(Collection entries)
** begin **

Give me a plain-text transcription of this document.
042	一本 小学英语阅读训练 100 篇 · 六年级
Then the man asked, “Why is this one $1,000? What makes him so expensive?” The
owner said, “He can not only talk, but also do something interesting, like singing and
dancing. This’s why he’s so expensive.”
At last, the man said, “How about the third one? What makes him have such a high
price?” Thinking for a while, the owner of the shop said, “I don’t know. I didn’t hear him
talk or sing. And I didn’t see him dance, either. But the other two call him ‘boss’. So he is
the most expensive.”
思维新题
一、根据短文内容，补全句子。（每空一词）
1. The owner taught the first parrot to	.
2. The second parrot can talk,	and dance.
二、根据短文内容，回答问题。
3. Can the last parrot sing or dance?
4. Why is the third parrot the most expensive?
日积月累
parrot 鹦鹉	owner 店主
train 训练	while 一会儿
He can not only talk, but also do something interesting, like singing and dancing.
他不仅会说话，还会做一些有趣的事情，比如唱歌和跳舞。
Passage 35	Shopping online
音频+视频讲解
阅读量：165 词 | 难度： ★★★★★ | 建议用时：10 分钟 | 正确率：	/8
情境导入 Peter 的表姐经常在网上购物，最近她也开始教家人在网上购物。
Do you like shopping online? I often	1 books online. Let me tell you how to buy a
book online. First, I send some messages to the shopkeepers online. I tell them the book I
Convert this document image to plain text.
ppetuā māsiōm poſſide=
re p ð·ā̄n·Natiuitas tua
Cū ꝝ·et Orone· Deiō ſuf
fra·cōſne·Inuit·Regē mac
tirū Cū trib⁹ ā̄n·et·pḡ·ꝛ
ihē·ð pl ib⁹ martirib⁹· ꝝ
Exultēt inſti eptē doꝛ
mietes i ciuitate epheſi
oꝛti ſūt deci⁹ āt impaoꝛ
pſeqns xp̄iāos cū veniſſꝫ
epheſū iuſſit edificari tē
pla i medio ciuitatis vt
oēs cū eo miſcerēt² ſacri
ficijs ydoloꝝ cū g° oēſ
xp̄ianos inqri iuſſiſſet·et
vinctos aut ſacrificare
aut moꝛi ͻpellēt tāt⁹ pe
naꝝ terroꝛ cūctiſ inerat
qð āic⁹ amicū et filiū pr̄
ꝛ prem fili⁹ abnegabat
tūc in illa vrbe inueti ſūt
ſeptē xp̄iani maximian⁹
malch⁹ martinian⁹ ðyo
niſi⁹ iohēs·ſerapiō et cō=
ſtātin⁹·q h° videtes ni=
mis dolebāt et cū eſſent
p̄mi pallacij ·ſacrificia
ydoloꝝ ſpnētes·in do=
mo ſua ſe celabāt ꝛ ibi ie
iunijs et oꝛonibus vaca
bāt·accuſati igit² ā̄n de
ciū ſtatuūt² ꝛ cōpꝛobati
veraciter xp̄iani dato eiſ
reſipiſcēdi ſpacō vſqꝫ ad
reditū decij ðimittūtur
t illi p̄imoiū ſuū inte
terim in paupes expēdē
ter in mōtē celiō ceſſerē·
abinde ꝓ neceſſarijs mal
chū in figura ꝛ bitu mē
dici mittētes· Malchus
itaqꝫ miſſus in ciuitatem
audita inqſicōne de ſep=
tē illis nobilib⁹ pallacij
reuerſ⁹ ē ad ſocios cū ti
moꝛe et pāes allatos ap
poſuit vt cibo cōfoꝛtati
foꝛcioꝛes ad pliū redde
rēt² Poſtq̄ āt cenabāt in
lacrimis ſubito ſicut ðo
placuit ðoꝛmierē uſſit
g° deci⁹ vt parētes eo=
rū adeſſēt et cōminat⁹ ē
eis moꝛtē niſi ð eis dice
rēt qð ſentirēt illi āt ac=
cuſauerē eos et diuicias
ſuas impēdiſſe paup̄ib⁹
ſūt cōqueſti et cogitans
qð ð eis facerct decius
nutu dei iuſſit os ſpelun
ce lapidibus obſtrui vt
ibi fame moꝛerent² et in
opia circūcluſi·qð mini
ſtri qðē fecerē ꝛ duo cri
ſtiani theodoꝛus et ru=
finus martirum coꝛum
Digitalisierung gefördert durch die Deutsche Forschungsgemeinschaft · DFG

** end **

• [Objective]
Print all the data exactly.

• [The response]
Give me a plain-text transcription of this document.
042	一本 小学英语阅读训练 100 篇 · 六年级
Then the man asked, “Why is this one $1,000? What makes him so expensive?” The
owner said, “He can not only talk, but also do something interesting, like singing and
dancing. This’s why he’s so expensive.”
At last, the man said, “How about the third one? What makes him have such a high
price?” Thinking for a while, the owner of the shop said, “I don’t know. I didn’t hear him
talk or sing. And I didn’t see him dance, either. But the other two call him ‘boss’. So he is
the most expensive.”
思维新题
一、根据短文内容，补全句子。（每空一词）
1. The owner taught the first parrot to	.
2. The second parrot can talk,	and dance.
二、根据短文内容，回答问题。
3. Can the last parrot sing or dance?
4. Why is the third parrot the most expensive?
日积月累
parrot 鹦鹉	owner 店主
train 训练	while 一会儿
He can not only talk, but also do something interesting, like singing and dancing.
他不仅会说话，还会做一些有趣的事情，比如唱歌和跳舞。
Passage 35	Shopping online
音频+视频讲解
阅读量：165 词 | 难度： ★★★★★ | 建议用时：10 分钟 | 正确率：	/8
情境导入 Peter 的表姐经常在网上购物，最近她也开始教家人在网上购物。
Do you like shopping online? I often	1 books online. Let me tell you how to buy a
book online. First, I send some messages to the shopkeepers online. I tell them the book I
Convert this document image to plain text.
ppetuā māsiōm poſſide=
re p ð·ā̄n·Natiuitas tua
Cū ꝝ·et Orone· Deiō ſuf
fra·cōſne·Inuit·Regē mac
tirū Cū trib⁹ ā̄n·et·pḡ·ꝛ
ihē·ð pl ib⁹ martirib⁹· ꝝ
Exultēt inſti eptē doꝛ
mietes i ciuitate epheſi
oꝛti ſūt deci⁹ āt impaoꝛ
pſeqns xp̄iāos cū veniſſꝫ
epheſū iuſſit edificari tē
pla i medio ciuitatis vt
oēs cū eo miſcerēt² ſacri
ficijs ydoloꝝ cū g° oēſ
xp̄ianos inqri iuſſiſſet·et
vinctos aut ſacrificare
aut moꝛi ͻpellēt tāt⁹ pe
naꝝ terroꝛ cūctiſ inerat
qð āic⁹ amicū et filiū pr̄
ꝛ prem fili⁹ abnegabat
tūc in illa vrbe inueti ſūt
ſeptē xp̄iani maximian⁹
malch⁹ martinian⁹ ðyo
niſi⁹ iohēs·ſerapiō et cō=
ſtātin⁹·q h° videtes ni=
mis dolebāt et cū eſſent
p̄mi pallacij ·ſacrificia
ydoloꝝ ſpnētes·in do=
mo ſua ſe celabāt ꝛ ibi ie
iunijs et oꝛonibus vaca
bāt·accuſati igit² ā̄n de
ciū ſtatuūt² ꝛ cōpꝛobati
veraciter xp̄iani dato eiſ
reſipiſcēdi ſpacō vſqꝫ ad
reditū decij ðimittūtur
t illi p̄imoiū ſuū inte
terim in paupes expēdē
ter in mōtē celiō ceſſerē·
abinde ꝓ neceſſarijs mal
chū in figura ꝛ bitu mē
dici mittētes· Malchus
itaqꝫ miſſus in ciuitatem
audita inqſicōne de ſep=
tē illis nobilib⁹ pallacij
reuerſ⁹ ē ad ſocios cū ti
moꝛe et pāes allatos ap
poſuit vt cibo cōfoꝛtati
foꝛcioꝛes ad pliū redde
rēt² Poſtq̄ āt cenabāt in
lacrimis ſubito ſicut ðo
placuit ðoꝛmierē uſſit
g° deci⁹ vt parētes eo=
rū adeſſēt et cōminat⁹ ē
eis moꝛtē niſi ð eis dice
rēt qð ſentirēt illi āt ac=
cuſauerē eos et diuicias
ſuas impēdiſſe paup̄ib⁹
ſūt cōqueſti et cogitans
qð ð eis facerct decius
nutu dei iuſſit os ſpelun
ce lapidibus obſtrui vt
ibi fame moꝛerent² et in
opia circūcluſi·qð mini
ſtri qðē fecerē ꝛ duo cri
ſtiani theodoꝛus et ru=
finus martirum coꝛum
Digitalisierung gefördert durch die Deutsche Forschungsgemeinschaft · DFG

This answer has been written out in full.